Your goal: Copy each line that holds "niños".

Dataset excerpts:
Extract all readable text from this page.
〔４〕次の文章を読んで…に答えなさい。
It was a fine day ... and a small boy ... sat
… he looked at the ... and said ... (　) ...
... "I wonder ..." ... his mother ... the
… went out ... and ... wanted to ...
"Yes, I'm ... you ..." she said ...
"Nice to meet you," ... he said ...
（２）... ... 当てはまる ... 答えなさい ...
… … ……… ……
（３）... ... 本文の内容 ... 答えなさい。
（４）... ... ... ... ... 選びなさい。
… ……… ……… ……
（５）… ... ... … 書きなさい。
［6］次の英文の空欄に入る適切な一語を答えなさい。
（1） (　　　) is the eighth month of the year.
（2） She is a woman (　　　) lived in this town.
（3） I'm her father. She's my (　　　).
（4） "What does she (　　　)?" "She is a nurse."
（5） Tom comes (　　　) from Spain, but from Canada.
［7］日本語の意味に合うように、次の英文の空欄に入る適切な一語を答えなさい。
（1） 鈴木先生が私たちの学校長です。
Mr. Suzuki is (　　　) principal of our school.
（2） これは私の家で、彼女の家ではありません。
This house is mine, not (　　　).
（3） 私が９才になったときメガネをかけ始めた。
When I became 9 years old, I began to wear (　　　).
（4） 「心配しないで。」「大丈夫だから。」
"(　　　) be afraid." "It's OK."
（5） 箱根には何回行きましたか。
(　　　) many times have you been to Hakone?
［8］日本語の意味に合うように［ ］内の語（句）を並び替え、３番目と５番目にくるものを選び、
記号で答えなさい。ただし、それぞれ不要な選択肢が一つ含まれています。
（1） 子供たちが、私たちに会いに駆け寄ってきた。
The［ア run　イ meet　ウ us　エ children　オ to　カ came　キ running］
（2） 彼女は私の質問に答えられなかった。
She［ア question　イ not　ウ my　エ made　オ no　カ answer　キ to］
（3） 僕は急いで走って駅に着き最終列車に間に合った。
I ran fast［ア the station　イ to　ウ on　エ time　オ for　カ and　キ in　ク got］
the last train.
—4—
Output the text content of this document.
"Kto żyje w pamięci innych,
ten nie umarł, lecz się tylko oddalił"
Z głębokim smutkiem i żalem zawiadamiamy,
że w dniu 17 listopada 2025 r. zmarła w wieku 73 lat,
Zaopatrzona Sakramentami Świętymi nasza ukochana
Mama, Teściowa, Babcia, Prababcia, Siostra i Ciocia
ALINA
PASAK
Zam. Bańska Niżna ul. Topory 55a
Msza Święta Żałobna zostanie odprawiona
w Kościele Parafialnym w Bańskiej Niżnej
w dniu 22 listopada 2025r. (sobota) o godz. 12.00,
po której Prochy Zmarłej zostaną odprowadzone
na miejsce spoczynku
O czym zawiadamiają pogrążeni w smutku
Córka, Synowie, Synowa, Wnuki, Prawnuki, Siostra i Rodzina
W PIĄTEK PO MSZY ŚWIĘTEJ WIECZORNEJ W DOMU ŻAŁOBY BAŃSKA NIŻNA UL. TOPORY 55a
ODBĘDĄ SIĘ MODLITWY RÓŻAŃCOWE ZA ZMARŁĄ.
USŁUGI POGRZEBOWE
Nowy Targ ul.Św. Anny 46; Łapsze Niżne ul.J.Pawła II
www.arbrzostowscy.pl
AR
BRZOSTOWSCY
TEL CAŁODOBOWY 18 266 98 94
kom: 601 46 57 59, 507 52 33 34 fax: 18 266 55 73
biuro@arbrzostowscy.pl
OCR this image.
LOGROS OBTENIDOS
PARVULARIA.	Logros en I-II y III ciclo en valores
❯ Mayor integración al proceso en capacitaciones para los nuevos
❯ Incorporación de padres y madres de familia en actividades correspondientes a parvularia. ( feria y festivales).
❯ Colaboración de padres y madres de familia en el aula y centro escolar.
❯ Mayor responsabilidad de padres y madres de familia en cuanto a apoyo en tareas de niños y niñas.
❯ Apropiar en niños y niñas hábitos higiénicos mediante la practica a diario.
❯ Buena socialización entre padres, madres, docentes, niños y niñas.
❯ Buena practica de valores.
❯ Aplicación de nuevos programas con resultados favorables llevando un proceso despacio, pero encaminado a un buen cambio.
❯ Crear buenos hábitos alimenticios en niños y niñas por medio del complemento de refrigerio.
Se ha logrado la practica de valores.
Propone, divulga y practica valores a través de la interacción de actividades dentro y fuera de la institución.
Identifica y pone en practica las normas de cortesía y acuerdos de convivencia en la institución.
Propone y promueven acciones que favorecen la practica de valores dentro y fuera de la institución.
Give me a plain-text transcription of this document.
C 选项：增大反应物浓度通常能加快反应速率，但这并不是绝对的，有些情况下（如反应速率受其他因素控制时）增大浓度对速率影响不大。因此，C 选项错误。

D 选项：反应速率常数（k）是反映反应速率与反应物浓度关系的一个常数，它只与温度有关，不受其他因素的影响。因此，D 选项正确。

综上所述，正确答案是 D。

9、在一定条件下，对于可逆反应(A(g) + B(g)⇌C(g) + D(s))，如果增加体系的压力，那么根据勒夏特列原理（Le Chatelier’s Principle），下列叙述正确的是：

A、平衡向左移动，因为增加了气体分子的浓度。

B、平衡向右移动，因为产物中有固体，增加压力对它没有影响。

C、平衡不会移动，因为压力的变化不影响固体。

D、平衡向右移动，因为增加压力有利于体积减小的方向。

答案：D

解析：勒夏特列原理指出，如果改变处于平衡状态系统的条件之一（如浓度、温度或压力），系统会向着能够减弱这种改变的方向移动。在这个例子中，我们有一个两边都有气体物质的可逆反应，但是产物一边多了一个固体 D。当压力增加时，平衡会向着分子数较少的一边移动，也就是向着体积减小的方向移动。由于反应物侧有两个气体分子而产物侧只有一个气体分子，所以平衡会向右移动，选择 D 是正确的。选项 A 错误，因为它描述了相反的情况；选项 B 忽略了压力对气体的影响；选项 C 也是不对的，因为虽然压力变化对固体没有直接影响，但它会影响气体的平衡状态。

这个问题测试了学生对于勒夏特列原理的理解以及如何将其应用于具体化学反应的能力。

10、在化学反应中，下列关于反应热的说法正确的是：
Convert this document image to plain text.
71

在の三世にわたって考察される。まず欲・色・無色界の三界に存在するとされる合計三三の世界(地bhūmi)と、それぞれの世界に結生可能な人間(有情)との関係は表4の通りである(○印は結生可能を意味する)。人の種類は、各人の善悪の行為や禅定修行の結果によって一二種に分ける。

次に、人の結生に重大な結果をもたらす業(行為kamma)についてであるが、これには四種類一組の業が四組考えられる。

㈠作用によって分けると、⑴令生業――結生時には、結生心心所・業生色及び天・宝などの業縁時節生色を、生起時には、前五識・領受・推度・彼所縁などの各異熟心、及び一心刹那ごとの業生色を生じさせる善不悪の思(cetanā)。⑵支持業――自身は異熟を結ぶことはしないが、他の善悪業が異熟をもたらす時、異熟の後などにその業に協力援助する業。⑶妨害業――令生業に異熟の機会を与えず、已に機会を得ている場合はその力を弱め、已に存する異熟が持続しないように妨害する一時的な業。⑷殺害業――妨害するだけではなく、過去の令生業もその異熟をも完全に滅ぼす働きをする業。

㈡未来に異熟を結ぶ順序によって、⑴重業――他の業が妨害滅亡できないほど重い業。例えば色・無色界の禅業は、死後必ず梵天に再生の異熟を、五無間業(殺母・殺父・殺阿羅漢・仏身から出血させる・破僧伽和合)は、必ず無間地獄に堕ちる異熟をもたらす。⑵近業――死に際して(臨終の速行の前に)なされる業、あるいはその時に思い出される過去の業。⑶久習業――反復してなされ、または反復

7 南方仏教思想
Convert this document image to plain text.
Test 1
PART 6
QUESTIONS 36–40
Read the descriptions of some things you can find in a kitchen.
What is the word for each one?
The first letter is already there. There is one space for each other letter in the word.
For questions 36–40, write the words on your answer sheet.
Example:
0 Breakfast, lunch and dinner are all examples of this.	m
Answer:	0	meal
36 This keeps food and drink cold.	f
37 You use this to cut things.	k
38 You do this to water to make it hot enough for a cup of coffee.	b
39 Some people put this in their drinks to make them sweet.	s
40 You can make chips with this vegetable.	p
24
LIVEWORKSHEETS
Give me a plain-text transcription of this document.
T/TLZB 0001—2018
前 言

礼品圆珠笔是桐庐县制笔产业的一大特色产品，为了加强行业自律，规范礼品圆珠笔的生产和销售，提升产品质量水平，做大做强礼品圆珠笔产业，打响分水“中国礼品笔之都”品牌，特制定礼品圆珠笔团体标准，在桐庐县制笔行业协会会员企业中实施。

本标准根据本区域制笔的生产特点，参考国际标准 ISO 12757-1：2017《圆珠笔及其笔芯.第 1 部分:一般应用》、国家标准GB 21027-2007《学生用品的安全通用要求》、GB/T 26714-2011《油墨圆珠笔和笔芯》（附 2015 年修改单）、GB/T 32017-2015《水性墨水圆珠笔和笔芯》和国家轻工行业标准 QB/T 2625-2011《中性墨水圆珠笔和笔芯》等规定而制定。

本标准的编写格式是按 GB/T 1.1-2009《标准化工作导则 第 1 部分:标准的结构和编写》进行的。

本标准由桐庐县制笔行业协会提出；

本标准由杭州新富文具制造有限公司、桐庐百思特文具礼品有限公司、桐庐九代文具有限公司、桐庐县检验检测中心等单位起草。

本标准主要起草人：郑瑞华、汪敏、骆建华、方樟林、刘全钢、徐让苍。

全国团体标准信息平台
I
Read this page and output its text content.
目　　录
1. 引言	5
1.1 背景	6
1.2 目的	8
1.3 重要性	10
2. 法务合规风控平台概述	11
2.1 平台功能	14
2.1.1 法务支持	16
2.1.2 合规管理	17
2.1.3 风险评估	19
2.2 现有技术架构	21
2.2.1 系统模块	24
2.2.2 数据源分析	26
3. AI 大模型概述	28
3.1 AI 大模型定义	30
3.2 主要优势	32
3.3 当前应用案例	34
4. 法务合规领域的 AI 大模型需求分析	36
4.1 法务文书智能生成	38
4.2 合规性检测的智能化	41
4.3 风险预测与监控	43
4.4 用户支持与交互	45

Answer:
❯ Mayor responsabilidad de padres y madres de familia en cuanto a apoyo en tareas de niños y niñas.
❯ Apropiar en niños y niñas hábitos higiénicos mediante la practica a diario.
❯ Buena socialización entre padres, madres, docentes, niños y niñas.
❯ Crear buenos hábitos alimenticios en niños y niñas por medio del complemento de refrigerio.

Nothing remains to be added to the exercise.